*Short exercise*: Rewrite all of the records below, changing every "Patent image size" to "Figure dimensions" and leaving everything else as it is.
########
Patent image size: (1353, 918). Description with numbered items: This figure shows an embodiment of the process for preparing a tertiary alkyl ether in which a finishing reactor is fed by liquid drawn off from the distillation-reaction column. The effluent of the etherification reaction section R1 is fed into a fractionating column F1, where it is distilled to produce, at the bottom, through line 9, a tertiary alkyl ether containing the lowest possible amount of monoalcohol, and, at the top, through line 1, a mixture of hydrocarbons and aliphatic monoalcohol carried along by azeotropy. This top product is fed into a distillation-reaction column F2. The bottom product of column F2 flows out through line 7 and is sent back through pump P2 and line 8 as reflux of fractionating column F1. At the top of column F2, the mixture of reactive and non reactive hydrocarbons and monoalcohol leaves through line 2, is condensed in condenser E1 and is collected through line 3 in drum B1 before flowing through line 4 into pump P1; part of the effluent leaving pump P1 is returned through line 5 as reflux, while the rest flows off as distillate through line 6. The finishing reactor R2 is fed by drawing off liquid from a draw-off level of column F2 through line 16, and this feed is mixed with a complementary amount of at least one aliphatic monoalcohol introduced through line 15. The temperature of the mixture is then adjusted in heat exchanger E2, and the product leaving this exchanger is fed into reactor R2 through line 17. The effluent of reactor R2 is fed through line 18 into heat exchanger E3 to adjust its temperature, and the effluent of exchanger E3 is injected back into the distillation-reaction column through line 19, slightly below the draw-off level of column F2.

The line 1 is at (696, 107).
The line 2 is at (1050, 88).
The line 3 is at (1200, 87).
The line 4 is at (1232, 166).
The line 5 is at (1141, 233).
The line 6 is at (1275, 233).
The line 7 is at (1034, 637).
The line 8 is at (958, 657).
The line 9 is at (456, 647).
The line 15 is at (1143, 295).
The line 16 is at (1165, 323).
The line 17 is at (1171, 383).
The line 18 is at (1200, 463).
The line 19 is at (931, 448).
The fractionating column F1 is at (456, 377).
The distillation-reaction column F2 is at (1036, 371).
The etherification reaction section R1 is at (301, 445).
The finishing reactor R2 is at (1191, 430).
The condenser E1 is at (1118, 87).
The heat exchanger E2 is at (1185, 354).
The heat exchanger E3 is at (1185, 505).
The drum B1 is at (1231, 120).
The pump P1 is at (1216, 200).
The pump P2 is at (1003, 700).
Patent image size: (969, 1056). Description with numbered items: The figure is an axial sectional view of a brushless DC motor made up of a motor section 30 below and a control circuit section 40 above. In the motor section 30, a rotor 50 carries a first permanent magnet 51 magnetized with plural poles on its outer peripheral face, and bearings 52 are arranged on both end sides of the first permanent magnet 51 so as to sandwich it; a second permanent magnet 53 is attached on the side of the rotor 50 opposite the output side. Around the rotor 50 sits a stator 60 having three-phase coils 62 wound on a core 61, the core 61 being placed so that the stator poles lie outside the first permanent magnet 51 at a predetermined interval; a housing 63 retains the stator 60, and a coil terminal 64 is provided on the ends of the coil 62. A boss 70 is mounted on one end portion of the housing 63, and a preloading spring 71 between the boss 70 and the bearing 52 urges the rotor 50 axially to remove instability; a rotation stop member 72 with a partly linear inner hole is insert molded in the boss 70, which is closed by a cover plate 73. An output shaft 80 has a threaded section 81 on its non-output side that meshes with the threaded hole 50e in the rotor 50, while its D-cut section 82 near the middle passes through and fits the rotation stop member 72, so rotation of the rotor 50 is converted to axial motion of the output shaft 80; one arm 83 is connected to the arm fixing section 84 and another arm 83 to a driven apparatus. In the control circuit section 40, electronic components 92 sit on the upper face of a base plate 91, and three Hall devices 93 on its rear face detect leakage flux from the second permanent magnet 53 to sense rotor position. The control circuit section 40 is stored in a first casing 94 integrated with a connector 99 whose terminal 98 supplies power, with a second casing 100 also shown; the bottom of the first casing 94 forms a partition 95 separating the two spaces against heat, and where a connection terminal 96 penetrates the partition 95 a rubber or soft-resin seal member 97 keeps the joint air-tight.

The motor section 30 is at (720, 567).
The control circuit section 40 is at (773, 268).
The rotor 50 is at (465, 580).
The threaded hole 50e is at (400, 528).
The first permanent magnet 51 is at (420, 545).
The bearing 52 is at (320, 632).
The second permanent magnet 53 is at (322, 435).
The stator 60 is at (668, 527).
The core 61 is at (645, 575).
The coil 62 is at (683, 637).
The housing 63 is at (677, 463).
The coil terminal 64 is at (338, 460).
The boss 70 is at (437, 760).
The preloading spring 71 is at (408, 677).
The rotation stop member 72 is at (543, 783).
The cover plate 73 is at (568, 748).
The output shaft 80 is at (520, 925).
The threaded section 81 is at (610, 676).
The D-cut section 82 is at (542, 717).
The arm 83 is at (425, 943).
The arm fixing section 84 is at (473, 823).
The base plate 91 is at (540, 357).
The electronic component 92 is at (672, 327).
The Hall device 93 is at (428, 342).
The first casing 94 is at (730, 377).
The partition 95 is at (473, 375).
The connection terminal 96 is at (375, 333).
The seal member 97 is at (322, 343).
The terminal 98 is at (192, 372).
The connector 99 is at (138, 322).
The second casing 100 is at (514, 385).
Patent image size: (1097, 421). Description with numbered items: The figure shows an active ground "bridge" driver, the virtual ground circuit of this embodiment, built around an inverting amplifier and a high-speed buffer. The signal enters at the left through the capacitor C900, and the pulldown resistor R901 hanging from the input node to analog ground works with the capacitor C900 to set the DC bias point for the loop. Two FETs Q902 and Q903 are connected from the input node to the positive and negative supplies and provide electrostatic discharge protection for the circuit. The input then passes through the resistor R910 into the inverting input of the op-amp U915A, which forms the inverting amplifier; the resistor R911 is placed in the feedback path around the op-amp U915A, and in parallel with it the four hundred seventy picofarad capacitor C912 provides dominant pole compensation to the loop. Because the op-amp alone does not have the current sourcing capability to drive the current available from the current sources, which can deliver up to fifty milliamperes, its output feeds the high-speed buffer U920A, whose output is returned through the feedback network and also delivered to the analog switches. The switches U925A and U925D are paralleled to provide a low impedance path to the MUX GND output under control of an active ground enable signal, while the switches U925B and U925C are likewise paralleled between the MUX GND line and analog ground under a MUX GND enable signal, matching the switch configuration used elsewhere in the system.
########
*Finished answer*:
Figure dimensions: (1353, 918). Description with numbered items: This figure shows an embodiment of the process for preparing a tertiary alkyl ether in which a finishing reactor is fed by liquid drawn off from the distillation-reaction column. The effluent of the etherification reaction section R1 is fed into a fractionating column F1, where it is distilled to produce, at the bottom, through line 9, a tertiary alkyl ether containing the lowest possible amount of monoalcohol, and, at the top, through line 1, a mixture of hydrocarbons and aliphatic monoalcohol carried along by azeotropy. This top product is fed into a distillation-reaction column F2. The bottom product of column F2 flows out through line 7 and is sent back through pump P2 and line 8 as reflux of fractionating column F1. At the top of column F2, the mixture of reactive and non reactive hydrocarbons and monoalcohol leaves through line 2, is condensed in condenser E1 and is collected through line 3 in drum B1 before flowing through line 4 into pump P1; part of the effluent leaving pump P1 is returned through line 5 as reflux, while the rest flows off as distillate through line 6. The finishing reactor R2 is fed by drawing off liquid from a draw-off level of column F2 through line 16, and this feed is mixed with a complementary amount of at least one aliphatic monoalcohol introduced through line 15. The temperature of the mixture is then adjusted in heat exchanger E2, and the product leaving this exchanger is fed into reactor R2 through line 17. The effluent of reactor R2 is fed through line 18 into heat exchanger E3 to adjust its temperature, and the effluent of exchanger E3 is injected back into the distillation-reaction column through line 19, slightly below the draw-off level of column F2.

The line 1 is at (696, 107).
The line 2 is at (1050, 88).
The line 3 is at (1200, 87).
The line 4 is at (1232, 166).
The line 5 is at (1141, 233).
The line 6 is at (1275, 233).
The line 7 is at (1034, 637).
The line 8 is at (958, 657).
The line 9 is at (456, 647).
The line 15 is at (1143, 295).
The line 16 is at (1165, 323).
The line 17 is at (1171, 383).
The line 18 is at (1200, 463).
The line 19 is at (931, 448).
The fractionating column F1 is at (456, 377).
The distillation-reaction column F2 is at (1036, 371).
The etherification reaction section R1 is at (301, 445).
The finishing reactor R2 is at (1191, 430).
The condenser E1 is at (1118, 87).
The heat exchanger E2 is at (1185, 354).
The heat exchanger E3 is at (1185, 505).
The drum B1 is at (1231, 120).
The pump P1 is at (1216, 200).
The pump P2 is at (1003, 700).
Figure dimensions: (969, 1056). Description with numbered items: The figure is an axial sectional view of a brushless DC motor made up of a motor section 30 below and a control circuit section 40 above. In the motor section 30, a rotor 50 carries a first permanent magnet 51 magnetized with plural poles on its outer peripheral face, and bearings 52 are arranged on both end sides of the first permanent magnet 51 so as to sandwich it; a second permanent magnet 53 is attached on the side of the rotor 50 opposite the output side. Around the rotor 50 sits a stator 60 having three-phase coils 62 wound on a core 61, the core 61 being placed so that the stator poles lie outside the first permanent magnet 51 at a predetermined interval; a housing 63 retains the stator 60, and a coil terminal 64 is provided on the ends of the coil 62. A boss 70 is mounted on one end portion of the housing 63, and a preloading spring 71 between the boss 70 and the bearing 52 urges the rotor 50 axially to remove instability; a rotation stop member 72 with a partly linear inner hole is insert molded in the boss 70, which is closed by a cover plate 73. An output shaft 80 has a threaded section 81 on its non-output side that meshes with the threaded hole 50e in the rotor 50, while its D-cut section 82 near the middle passes through and fits the rotation stop member 72, so rotation of the rotor 50 is converted to axial motion of the output shaft 80; one arm 83 is connected to the arm fixing section 84 and another arm 83 to a driven apparatus. In the control circuit section 40, electronic components 92 sit on the upper face of a base plate 91, and three Hall devices 93 on its rear face detect leakage flux from the second permanent magnet 53 to sense rotor position. The control circuit section 40 is stored in a first casing 94 integrated with a connector 99 whose terminal 98 supplies power, with a second casing 100 also shown; the bottom of the first casing 94 forms a partition 95 separating the two spaces against heat, and where a connection terminal 96 penetrates the partition 95 a rubber or soft-resin seal member 97 keeps the joint air-tight.

The motor section 30 is at (720, 567).
The control circuit section 40 is at (773, 268).
The rotor 50 is at (465, 580).
The threaded hole 50e is at (400, 528).
The first permanent magnet 51 is at (420, 545).
The bearing 52 is at (320, 632).
The second permanent magnet 53 is at (322, 435).
The stator 60 is at (668, 527).
The core 61 is at (645, 575).
The coil 62 is at (683, 637).
The housing 63 is at (677, 463).
The coil terminal 64 is at (338, 460).
The boss 70 is at (437, 760).
The preloading spring 71 is at (408, 677).
The rotation stop member 72 is at (543, 783).
The cover plate 73 is at (568, 748).
The output shaft 80 is at (520, 925).
The threaded section 81 is at (610, 676).
The D-cut section 82 is at (542, 717).
The arm 83 is at (425, 943).
The arm fixing section 84 is at (473, 823).
The base plate 91 is at (540, 357).
The electronic component 92 is at (672, 327).
The Hall device 93 is at (428, 342).
The first casing 94 is at (730, 377).
The partition 95 is at (473, 375).
The connection terminal 96 is at (375, 333).
The seal member 97 is at (322, 343).
The terminal 98 is at (192, 372).
The connector 99 is at (138, 322).
The second casing 100 is at (514, 385).
Figure dimensions: (1097, 421). Description with numbered items: The figure shows an active ground "bridge" driver, the virtual ground circuit of this embodiment, built around an inverting amplifier and a high-speed buffer. The signal enters at the left through the capacitor C900, and the pulldown resistor R901 hanging from the input node to analog ground works with the capacitor C900 to set the DC bias point for the loop. Two FETs Q902 and Q903 are connected from the input node to the positive and negative supplies and provide electrostatic discharge protection for the circuit. The input then passes through the resistor R910 into the inverting input of the op-amp U915A, which forms the inverting amplifier; the resistor R911 is placed in the feedback path around the op-amp U915A, and in parallel with it the four hundred seventy picofarad capacitor C912 provides dominant pole compensation to the loop. Because the op-amp alone does not have the current sourcing capability to drive the current available from the current sources, which can deliver up to fifty milliamperes, its output feeds the high-speed buffer U920A, whose output is returned through the feedback network and also delivered to the analog switches. The switches U925A and U925D are paralleled to provide a low impedance path to the MUX GND output under control of an active ground enable signal, while the switches U925B and U925C are likewise paralleled between the MUX GND line and analog ground under a MUX GND enable signal, matching the switch configuration used elsewhere in the system.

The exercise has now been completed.